GIVEN PROBLEM —
Reproduce all the material exactly, minus any pictures it holds.

======== DATA ROWS ========

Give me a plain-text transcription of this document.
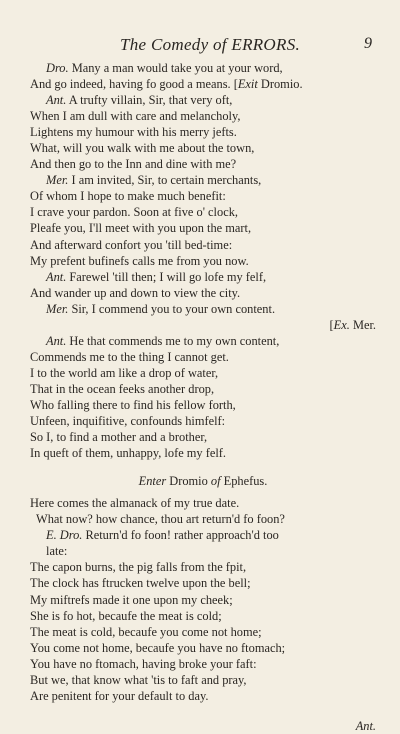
The Comedy of ERRORS.	9
Dro. Many a man would take you at your word,
And go indeed, having fo good a means. [Exit Dromio.
Ant. A trufty villain, Sir, that very oft,
When I am dull with care and melancholy,
Lightens my humour with his merry jefts.
What, will you walk with me about the town,
And then go to the Inn and dine with me?
Mer. I am invited, Sir, to certain merchants,
Of whom I hope to make much benefit:
I crave your pardon. Soon at five o' clock,
Pleafe you, I'll meet with you upon the mart,
And afterward confort you 'till bed-time:
My prefent bufinefs calls me from you now.
Ant. Farewel 'till then; I will go lofe my felf,
And wander up and down to view the city.
Mer. Sir, I commend you to your own content.
[Ex. Mer.
Ant. He that commends me to my own content,
Commends me to the thing I cannot get.
I to the world am like a drop of water,
That in the ocean feeks another drop,
Who falling there to find his fellow forth,
Unfeen, inquifitive, confounds himfelf:
So I, to find a mother and a brother,
In queft of them, unhappy, lofe my felf.
Enter Dromio of Ephefus.
Here comes the almanack of my true date.
What now? how chance, thou art return'd fo foon?
E. Dro. Return'd fo foon! rather approach'd too
late:
The capon burns, the pig falls from the fpit,
The clock has ftrucken twelve upon the bell;
My miftrefs made it one upon my cheek;
She is fo hot, becaufe the meat is cold;
The meat is cold, becaufe you come not home;
You come not home, becaufe you have no ftomach;
You have no ftomach, having broke your faft:
But we, that know what 'tis to faft and pray,
Are penitent for your default to day.
Ant.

========

WRITTEN RESPONSE —
Give me a plain-text transcription of this document.
The Comedy of ERRORS.	9
Dro. Many a man would take you at your word,
And go indeed, having fo good a means. [Exit Dromio.
Ant. A trufty villain, Sir, that very oft,
When I am dull with care and melancholy,
Lightens my humour with his merry jefts.
What, will you walk with me about the town,
And then go to the Inn and dine with me?
Mer. I am invited, Sir, to certain merchants,
Of whom I hope to make much benefit:
I crave your pardon. Soon at five o' clock,
Pleafe you, I'll meet with you upon the mart,
And afterward confort you 'till bed-time:
My prefent bufinefs calls me from you now.
Ant. Farewel 'till then; I will go lofe my felf,
And wander up and down to view the city.
Mer. Sir, I commend you to your own content.
[Ex. Mer.
Ant. He that commends me to my own content,
Commends me to the thing I cannot get.
I to the world am like a drop of water,
That in the ocean feeks another drop,
Who falling there to find his fellow forth,
Unfeen, inquifitive, confounds himfelf:
So I, to find a mother and a brother,
In queft of them, unhappy, lofe my felf.
Enter Dromio of Ephefus.
Here comes the almanack of my true date.
What now? how chance, thou art return'd fo foon?
E. Dro. Return'd fo foon! rather approach'd too
late:
The capon burns, the pig falls from the fpit,
The clock has ftrucken twelve upon the bell;
My miftrefs made it one upon my cheek;
She is fo hot, becaufe the meat is cold;
The meat is cold, becaufe you come not home;
You come not home, becaufe you have no ftomach;
You have no ftomach, having broke your faft:
But we, that know what 'tis to faft and pray,
Are penitent for your default to day.
Ant.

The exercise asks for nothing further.